ENTRIES PROVIDED =
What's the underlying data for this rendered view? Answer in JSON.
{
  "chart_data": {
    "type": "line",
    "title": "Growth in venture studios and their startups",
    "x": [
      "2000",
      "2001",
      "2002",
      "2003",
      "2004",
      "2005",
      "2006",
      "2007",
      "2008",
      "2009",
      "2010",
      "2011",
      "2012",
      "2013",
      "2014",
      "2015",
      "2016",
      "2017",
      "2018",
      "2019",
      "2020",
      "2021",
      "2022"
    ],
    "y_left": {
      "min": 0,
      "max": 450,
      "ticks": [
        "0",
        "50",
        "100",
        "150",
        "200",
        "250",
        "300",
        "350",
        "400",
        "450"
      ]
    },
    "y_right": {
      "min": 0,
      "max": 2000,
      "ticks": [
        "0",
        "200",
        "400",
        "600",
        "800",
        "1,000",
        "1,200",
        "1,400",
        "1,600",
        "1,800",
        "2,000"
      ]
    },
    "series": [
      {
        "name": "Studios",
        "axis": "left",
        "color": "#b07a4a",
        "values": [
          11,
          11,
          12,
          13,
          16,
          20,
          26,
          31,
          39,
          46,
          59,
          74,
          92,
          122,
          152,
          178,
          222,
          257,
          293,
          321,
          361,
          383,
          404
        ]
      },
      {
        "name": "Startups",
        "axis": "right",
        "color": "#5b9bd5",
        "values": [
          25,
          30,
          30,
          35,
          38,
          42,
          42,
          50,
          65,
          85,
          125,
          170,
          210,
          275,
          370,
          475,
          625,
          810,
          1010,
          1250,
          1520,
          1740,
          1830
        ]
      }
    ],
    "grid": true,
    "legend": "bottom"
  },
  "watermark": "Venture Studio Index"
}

---

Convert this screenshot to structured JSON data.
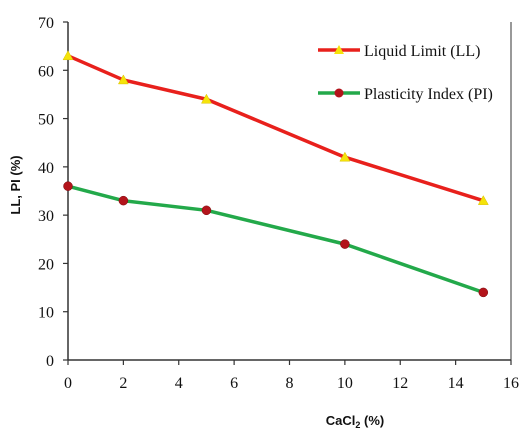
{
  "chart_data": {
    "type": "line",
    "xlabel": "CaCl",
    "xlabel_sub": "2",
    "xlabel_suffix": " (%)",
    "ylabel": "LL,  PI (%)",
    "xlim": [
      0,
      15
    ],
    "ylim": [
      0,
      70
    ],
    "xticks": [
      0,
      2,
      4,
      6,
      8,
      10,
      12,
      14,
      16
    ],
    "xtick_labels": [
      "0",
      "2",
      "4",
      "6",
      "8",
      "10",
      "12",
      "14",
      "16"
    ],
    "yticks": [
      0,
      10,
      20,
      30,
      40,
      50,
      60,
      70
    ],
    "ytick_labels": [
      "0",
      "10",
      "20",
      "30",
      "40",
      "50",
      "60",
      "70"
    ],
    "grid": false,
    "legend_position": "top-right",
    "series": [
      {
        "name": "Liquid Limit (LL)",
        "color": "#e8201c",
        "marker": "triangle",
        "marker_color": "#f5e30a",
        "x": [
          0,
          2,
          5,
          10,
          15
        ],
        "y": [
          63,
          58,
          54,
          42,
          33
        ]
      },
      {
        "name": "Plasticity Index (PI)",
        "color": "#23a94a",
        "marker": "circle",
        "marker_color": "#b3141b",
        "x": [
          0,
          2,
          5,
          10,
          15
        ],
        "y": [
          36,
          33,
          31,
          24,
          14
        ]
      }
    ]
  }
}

==

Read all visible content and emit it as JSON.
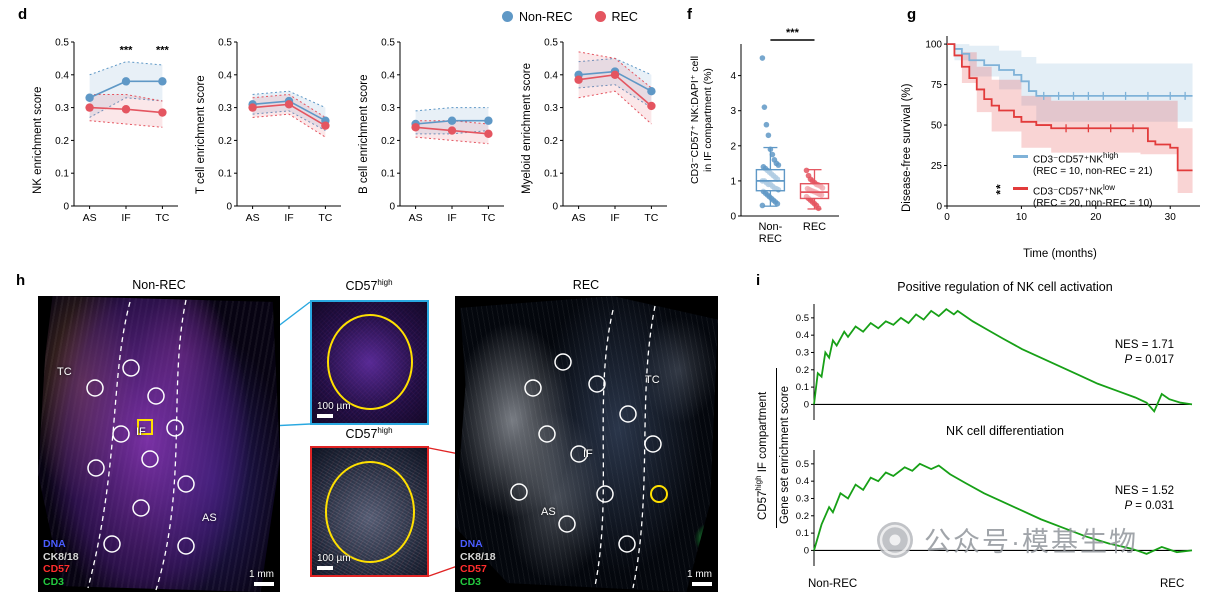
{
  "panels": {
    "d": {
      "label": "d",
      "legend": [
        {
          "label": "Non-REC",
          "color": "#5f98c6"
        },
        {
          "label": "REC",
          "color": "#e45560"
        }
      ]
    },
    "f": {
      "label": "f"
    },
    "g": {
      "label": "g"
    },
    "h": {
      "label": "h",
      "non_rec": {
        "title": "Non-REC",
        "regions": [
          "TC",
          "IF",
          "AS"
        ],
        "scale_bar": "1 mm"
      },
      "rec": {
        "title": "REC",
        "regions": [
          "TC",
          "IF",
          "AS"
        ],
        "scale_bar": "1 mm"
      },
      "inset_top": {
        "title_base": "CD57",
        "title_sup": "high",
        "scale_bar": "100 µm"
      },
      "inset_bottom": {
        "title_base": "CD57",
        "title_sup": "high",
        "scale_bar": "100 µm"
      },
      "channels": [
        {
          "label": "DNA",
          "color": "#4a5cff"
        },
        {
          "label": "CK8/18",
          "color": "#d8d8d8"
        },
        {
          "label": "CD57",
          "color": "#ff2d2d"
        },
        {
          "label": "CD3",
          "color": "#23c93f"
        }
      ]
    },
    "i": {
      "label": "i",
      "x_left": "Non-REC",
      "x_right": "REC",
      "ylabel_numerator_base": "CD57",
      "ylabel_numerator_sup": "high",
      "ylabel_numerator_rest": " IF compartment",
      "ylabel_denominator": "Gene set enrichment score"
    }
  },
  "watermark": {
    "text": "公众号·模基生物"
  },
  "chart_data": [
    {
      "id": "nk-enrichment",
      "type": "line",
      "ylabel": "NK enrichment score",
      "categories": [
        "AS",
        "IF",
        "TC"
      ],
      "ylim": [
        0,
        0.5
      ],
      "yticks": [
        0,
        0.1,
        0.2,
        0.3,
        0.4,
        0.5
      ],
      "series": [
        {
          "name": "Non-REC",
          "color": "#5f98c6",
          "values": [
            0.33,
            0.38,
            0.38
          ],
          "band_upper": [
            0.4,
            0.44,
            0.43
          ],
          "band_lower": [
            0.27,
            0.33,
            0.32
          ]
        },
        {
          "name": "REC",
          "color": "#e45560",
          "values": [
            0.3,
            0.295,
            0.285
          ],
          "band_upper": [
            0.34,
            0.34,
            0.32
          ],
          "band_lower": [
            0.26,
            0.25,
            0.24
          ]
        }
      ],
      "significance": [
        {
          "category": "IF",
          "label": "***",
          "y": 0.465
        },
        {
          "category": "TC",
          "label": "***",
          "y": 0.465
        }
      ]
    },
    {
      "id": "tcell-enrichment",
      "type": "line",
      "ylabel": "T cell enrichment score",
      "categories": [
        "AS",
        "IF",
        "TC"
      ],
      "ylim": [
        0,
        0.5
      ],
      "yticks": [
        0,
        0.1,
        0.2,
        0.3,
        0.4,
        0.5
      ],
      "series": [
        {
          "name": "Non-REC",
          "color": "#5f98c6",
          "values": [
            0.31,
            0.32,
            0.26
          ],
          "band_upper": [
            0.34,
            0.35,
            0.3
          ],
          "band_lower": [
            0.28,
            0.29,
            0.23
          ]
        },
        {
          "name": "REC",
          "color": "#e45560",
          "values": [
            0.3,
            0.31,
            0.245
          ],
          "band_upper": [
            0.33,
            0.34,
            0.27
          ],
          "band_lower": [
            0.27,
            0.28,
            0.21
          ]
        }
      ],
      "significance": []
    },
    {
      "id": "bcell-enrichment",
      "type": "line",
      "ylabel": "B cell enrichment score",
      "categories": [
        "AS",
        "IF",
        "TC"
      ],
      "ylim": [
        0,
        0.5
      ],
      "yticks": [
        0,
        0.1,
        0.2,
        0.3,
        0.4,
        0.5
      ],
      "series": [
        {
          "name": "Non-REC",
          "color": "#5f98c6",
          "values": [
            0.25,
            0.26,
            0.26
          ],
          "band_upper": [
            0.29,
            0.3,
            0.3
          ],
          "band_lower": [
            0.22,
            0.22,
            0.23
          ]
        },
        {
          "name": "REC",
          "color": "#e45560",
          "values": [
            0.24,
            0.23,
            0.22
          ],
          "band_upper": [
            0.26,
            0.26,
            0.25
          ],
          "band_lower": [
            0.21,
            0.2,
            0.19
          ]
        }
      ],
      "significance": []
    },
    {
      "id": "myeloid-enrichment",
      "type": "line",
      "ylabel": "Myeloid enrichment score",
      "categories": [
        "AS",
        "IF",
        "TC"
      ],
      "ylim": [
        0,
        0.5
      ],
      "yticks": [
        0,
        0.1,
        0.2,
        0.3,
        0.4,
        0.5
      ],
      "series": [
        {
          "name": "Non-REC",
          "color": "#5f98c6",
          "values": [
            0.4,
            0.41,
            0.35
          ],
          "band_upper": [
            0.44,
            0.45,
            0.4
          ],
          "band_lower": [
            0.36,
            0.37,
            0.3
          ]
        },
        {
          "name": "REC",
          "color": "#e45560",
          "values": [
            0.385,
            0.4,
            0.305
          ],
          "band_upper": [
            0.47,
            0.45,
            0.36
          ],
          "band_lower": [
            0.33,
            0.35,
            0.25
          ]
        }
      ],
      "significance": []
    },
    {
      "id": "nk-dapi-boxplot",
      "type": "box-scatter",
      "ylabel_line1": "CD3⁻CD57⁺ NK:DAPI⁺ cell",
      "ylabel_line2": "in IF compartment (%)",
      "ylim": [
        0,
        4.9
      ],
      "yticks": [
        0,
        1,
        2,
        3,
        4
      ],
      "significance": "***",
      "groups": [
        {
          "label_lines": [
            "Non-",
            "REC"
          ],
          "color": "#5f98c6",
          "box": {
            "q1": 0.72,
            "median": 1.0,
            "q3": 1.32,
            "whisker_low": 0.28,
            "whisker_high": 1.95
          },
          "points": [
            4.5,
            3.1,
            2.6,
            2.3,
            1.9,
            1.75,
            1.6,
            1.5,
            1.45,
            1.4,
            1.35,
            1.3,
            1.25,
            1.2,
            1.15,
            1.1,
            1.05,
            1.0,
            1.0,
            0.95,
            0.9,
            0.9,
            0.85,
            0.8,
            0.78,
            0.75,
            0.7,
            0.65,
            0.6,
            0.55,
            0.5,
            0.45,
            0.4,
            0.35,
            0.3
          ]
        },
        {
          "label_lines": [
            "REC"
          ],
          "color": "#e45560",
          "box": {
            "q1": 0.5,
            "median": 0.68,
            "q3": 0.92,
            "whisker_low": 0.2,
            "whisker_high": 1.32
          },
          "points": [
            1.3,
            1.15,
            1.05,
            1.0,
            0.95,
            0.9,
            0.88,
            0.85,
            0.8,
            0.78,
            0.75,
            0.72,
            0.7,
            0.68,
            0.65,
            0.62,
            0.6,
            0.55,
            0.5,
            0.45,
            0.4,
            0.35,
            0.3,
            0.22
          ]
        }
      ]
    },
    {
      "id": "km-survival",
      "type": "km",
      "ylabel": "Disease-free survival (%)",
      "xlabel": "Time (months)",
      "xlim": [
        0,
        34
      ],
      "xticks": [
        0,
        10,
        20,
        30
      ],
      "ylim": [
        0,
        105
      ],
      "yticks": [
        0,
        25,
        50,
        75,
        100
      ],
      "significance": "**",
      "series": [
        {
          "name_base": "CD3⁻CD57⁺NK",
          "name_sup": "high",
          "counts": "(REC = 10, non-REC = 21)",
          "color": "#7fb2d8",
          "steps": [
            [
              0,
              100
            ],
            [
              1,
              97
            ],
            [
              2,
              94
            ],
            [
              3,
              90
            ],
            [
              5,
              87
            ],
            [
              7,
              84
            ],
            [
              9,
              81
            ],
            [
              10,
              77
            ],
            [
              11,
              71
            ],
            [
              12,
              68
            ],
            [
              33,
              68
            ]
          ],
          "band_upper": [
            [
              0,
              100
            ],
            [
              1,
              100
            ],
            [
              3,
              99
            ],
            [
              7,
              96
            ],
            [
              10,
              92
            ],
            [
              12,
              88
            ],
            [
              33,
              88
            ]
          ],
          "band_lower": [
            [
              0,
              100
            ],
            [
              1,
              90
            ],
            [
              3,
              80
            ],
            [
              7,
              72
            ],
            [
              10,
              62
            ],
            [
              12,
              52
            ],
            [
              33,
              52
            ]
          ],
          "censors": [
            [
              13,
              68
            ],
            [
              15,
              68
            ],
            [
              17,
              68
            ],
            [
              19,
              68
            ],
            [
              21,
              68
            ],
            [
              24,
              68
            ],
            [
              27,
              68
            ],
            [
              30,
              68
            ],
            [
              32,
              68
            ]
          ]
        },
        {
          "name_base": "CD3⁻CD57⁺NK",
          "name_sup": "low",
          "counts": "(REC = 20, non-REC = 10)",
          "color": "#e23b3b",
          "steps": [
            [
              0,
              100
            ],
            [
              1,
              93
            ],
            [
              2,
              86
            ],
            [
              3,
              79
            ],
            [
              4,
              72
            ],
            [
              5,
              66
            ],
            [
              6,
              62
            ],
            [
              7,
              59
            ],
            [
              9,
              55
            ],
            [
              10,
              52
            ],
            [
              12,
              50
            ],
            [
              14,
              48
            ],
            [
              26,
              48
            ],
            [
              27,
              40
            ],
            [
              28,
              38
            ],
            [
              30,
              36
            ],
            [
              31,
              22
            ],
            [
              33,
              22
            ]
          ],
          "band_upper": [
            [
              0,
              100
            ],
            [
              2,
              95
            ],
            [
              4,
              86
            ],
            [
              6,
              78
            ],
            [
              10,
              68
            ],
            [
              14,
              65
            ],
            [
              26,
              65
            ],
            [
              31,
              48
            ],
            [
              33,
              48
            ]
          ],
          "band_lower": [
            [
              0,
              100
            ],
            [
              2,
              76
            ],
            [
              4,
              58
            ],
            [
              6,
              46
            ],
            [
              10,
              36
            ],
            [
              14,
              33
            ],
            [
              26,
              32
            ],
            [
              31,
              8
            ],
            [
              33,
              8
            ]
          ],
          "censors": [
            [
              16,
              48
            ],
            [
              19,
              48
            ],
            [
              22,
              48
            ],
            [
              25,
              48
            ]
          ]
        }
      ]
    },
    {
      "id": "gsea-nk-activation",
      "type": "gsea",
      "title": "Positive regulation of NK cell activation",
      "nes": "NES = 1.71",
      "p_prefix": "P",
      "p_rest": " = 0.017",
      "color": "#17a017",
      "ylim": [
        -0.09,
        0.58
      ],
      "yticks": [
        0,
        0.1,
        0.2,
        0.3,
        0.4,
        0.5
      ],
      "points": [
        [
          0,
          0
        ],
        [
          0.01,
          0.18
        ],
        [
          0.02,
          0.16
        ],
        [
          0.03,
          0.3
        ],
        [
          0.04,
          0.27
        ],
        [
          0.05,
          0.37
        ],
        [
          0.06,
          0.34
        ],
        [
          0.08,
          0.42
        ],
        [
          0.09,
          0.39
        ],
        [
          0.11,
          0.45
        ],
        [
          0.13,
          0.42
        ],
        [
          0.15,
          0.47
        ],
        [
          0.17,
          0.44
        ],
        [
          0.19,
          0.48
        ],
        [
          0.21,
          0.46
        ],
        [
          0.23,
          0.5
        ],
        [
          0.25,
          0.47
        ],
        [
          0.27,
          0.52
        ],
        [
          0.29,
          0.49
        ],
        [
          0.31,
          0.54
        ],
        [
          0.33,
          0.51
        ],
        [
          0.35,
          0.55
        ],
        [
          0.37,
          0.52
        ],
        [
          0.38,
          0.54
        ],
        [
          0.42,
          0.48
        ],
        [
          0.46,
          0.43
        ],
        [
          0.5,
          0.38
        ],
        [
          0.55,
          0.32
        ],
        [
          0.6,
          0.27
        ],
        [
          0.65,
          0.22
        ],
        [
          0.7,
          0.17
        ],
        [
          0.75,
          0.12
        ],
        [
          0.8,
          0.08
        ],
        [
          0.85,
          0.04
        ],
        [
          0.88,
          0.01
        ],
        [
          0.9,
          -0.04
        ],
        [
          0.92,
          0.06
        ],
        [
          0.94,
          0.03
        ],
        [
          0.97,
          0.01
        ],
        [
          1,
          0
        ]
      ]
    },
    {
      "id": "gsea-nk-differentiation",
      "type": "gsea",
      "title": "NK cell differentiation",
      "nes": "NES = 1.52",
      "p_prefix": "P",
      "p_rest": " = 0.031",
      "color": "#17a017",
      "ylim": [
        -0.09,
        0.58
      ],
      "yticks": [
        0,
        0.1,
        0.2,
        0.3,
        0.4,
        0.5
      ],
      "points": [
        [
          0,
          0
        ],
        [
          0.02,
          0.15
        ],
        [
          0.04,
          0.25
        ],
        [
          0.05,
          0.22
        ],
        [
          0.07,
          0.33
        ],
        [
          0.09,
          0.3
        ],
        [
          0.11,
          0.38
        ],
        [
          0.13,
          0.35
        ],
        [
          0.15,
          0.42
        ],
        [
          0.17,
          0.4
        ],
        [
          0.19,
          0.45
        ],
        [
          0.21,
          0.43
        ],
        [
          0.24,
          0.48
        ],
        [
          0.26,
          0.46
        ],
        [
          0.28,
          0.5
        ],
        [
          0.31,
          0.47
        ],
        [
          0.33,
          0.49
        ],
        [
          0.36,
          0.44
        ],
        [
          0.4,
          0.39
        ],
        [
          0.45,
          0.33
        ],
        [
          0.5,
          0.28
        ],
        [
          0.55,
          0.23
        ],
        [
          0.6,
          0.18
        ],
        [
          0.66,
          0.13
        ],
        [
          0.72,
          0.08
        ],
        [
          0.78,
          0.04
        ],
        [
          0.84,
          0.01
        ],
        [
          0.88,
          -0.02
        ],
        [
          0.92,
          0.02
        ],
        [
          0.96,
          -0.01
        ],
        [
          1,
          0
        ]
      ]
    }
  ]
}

WRITTEN PROBLEM =
Tally the lines in the listing that hold "score" and report the number alone.

OUTPUT BELOW =
5